Material provided:
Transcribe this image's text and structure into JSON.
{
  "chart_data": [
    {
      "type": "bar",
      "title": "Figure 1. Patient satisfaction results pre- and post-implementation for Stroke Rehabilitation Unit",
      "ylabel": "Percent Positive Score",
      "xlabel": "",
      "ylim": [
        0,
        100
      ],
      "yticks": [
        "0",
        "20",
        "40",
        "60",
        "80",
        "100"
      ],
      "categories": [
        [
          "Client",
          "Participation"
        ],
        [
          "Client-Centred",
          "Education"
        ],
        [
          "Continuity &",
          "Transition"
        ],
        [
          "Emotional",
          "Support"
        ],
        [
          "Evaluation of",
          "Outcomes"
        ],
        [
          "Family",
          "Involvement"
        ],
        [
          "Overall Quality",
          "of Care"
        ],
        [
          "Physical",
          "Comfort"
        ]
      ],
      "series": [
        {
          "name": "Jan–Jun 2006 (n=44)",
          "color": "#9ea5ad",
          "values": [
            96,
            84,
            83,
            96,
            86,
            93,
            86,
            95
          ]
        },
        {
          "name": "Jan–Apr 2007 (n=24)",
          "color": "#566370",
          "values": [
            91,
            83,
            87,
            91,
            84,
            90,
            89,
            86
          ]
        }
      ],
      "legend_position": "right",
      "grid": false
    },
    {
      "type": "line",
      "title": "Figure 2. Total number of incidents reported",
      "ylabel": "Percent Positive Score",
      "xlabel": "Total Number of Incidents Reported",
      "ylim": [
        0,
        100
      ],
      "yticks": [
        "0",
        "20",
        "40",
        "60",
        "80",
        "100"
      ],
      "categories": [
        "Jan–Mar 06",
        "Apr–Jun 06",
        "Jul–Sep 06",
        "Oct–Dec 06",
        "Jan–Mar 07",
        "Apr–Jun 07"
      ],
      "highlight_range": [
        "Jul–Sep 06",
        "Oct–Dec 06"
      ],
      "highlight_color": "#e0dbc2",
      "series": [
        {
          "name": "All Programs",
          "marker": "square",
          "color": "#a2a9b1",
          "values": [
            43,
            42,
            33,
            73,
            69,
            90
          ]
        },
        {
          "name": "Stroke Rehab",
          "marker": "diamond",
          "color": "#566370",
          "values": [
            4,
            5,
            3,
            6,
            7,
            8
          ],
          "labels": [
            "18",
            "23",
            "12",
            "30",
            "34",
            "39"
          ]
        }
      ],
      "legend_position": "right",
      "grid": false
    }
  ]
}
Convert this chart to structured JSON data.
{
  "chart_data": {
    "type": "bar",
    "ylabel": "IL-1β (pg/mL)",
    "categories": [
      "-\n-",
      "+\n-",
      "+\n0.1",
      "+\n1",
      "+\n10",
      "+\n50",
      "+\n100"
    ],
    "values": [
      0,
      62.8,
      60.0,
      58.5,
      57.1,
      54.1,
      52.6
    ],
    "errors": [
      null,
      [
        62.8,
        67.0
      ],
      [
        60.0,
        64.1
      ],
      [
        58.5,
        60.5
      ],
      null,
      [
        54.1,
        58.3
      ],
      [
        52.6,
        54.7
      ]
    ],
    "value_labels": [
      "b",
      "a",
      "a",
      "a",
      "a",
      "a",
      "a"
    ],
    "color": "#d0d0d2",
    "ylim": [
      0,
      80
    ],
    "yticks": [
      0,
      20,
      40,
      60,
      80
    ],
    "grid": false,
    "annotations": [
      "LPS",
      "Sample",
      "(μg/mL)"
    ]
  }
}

What you are asked to do: Nothing should be left out: repeat all of the data exactly.

Answer in full:
Transcribe this image's text and structure into JSON.
{
  "chart_data": [
    {
      "type": "bar",
      "title": "Figure 1. Patient satisfaction results pre- and post-implementation for Stroke Rehabilitation Unit",
      "ylabel": "Percent Positive Score",
      "xlabel": "",
      "ylim": [
        0,
        100
      ],
      "yticks": [
        "0",
        "20",
        "40",
        "60",
        "80",
        "100"
      ],
      "categories": [
        [
          "Client",
          "Participation"
        ],
        [
          "Client-Centred",
          "Education"
        ],
        [
          "Continuity &",
          "Transition"
        ],
        [
          "Emotional",
          "Support"
        ],
        [
          "Evaluation of",
          "Outcomes"
        ],
        [
          "Family",
          "Involvement"
        ],
        [
          "Overall Quality",
          "of Care"
        ],
        [
          "Physical",
          "Comfort"
        ]
      ],
      "series": [
        {
          "name": "Jan–Jun 2006 (n=44)",
          "color": "#9ea5ad",
          "values": [
            96,
            84,
            83,
            96,
            86,
            93,
            86,
            95
          ]
        },
        {
          "name": "Jan–Apr 2007 (n=24)",
          "color": "#566370",
          "values": [
            91,
            83,
            87,
            91,
            84,
            90,
            89,
            86
          ]
        }
      ],
      "legend_position": "right",
      "grid": false
    },
    {
      "type": "line",
      "title": "Figure 2. Total number of incidents reported",
      "ylabel": "Percent Positive Score",
      "xlabel": "Total Number of Incidents Reported",
      "ylim": [
        0,
        100
      ],
      "yticks": [
        "0",
        "20",
        "40",
        "60",
        "80",
        "100"
      ],
      "categories": [
        "Jan–Mar 06",
        "Apr–Jun 06",
        "Jul–Sep 06",
        "Oct–Dec 06",
        "Jan–Mar 07",
        "Apr–Jun 07"
      ],
      "highlight_range": [
        "Jul–Sep 06",
        "Oct–Dec 06"
      ],
      "highlight_color": "#e0dbc2",
      "series": [
        {
          "name": "All Programs",
          "marker": "square",
          "color": "#a2a9b1",
          "values": [
            43,
            42,
            33,
            73,
            69,
            90
          ]
        },
        {
          "name": "Stroke Rehab",
          "marker": "diamond",
          "color": "#566370",
          "values": [
            4,
            5,
            3,
            6,
            7,
            8
          ],
          "labels": [
            "18",
            "23",
            "12",
            "30",
            "34",
            "39"
          ]
        }
      ],
      "legend_position": "right",
      "grid": false
    }
  ]
}
Convert this chart to structured JSON data.
{
  "chart_data": {
    "type": "bar",
    "ylabel": "IL-1β (pg/mL)",
    "categories": [
      "-\n-",
      "+\n-",
      "+\n0.1",
      "+\n1",
      "+\n10",
      "+\n50",
      "+\n100"
    ],
    "values": [
      0,
      62.8,
      60.0,
      58.5,
      57.1,
      54.1,
      52.6
    ],
    "errors": [
      null,
      [
        62.8,
        67.0
      ],
      [
        60.0,
        64.1
      ],
      [
        58.5,
        60.5
      ],
      null,
      [
        54.1,
        58.3
      ],
      [
        52.6,
        54.7
      ]
    ],
    "value_labels": [
      "b",
      "a",
      "a",
      "a",
      "a",
      "a",
      "a"
    ],
    "color": "#d0d0d2",
    "ylim": [
      0,
      80
    ],
    "yticks": [
      0,
      20,
      40,
      60,
      80
    ],
    "grid": false,
    "annotations": [
      "LPS",
      "Sample",
      "(μg/mL)"
    ]
  }
}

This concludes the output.